▶ INFORMATION SHOWN:
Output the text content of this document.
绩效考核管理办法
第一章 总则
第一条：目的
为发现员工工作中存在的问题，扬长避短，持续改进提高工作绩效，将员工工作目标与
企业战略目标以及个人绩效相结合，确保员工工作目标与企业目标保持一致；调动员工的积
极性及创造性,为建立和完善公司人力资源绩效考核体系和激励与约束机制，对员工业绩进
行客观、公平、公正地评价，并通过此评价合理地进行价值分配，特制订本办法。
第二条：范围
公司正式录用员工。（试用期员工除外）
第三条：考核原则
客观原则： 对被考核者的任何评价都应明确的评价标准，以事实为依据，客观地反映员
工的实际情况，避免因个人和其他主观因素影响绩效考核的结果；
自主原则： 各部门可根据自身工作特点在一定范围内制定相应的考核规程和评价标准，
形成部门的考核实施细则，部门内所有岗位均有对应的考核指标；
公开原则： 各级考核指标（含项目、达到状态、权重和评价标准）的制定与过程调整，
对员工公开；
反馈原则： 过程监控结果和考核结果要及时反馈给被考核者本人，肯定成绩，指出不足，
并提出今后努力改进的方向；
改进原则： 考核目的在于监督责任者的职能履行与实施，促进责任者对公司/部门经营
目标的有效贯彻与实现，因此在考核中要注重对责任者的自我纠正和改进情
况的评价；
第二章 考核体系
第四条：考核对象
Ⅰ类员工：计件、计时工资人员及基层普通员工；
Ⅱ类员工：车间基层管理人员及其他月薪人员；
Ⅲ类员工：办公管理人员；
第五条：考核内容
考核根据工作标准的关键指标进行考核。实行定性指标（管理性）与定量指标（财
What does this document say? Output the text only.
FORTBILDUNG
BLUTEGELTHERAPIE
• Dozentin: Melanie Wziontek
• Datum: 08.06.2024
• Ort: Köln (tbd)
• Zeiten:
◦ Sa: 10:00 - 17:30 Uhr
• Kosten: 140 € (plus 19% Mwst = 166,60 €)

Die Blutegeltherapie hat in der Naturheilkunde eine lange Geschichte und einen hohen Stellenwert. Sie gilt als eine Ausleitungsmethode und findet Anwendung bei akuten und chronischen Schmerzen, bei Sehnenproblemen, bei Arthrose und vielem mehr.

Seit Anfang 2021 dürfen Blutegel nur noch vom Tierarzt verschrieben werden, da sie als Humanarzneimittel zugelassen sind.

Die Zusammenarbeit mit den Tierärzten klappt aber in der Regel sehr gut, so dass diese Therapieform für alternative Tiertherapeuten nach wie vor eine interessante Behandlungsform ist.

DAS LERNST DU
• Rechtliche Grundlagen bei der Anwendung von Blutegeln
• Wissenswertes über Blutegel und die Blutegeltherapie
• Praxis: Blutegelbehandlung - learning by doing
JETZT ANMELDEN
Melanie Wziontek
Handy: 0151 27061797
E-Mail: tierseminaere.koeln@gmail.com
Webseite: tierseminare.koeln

▶ TASK GOAL: Copy out all the entries shown above, character for character.

▶ THE COMPLETED TASK:
Output the text content of this document.
绩效考核管理办法
第一章 总则
第一条：目的
为发现员工工作中存在的问题，扬长避短，持续改进提高工作绩效，将员工工作目标与
企业战略目标以及个人绩效相结合，确保员工工作目标与企业目标保持一致；调动员工的积
极性及创造性,为建立和完善公司人力资源绩效考核体系和激励与约束机制，对员工业绩进
行客观、公平、公正地评价，并通过此评价合理地进行价值分配，特制订本办法。
第二条：范围
公司正式录用员工。（试用期员工除外）
第三条：考核原则
客观原则： 对被考核者的任何评价都应明确的评价标准，以事实为依据，客观地反映员
工的实际情况，避免因个人和其他主观因素影响绩效考核的结果；
自主原则： 各部门可根据自身工作特点在一定范围内制定相应的考核规程和评价标准，
形成部门的考核实施细则，部门内所有岗位均有对应的考核指标；
公开原则： 各级考核指标（含项目、达到状态、权重和评价标准）的制定与过程调整，
对员工公开；
反馈原则： 过程监控结果和考核结果要及时反馈给被考核者本人，肯定成绩，指出不足，
并提出今后努力改进的方向；
改进原则： 考核目的在于监督责任者的职能履行与实施，促进责任者对公司/部门经营
目标的有效贯彻与实现，因此在考核中要注重对责任者的自我纠正和改进情
况的评价；
第二章 考核体系
第四条：考核对象
Ⅰ类员工：计件、计时工资人员及基层普通员工；
Ⅱ类员工：车间基层管理人员及其他月薪人员；
Ⅲ类员工：办公管理人员；
第五条：考核内容
考核根据工作标准的关键指标进行考核。实行定性指标（管理性）与定量指标（财
What does this document say? Output the text only.
FORTBILDUNG
BLUTEGELTHERAPIE
• Dozentin: Melanie Wziontek
• Datum: 08.06.2024
• Ort: Köln (tbd)
• Zeiten:
◦ Sa: 10:00 - 17:30 Uhr
• Kosten: 140 € (plus 19% Mwst = 166,60 €)

Die Blutegeltherapie hat in der Naturheilkunde eine lange Geschichte und einen hohen Stellenwert. Sie gilt als eine Ausleitungsmethode und findet Anwendung bei akuten und chronischen Schmerzen, bei Sehnenproblemen, bei Arthrose und vielem mehr.

Seit Anfang 2021 dürfen Blutegel nur noch vom Tierarzt verschrieben werden, da sie als Humanarzneimittel zugelassen sind.

Die Zusammenarbeit mit den Tierärzten klappt aber in der Regel sehr gut, so dass diese Therapieform für alternative Tiertherapeuten nach wie vor eine interessante Behandlungsform ist.

DAS LERNST DU
• Rechtliche Grundlagen bei der Anwendung von Blutegeln
• Wissenswertes über Blutegel und die Blutegeltherapie
• Praxis: Blutegelbehandlung - learning by doing
JETZT ANMELDEN
Melanie Wziontek
Handy: 0151 27061797
E-Mail: tierseminaere.koeln@gmail.com
Webseite: tierseminare.koeln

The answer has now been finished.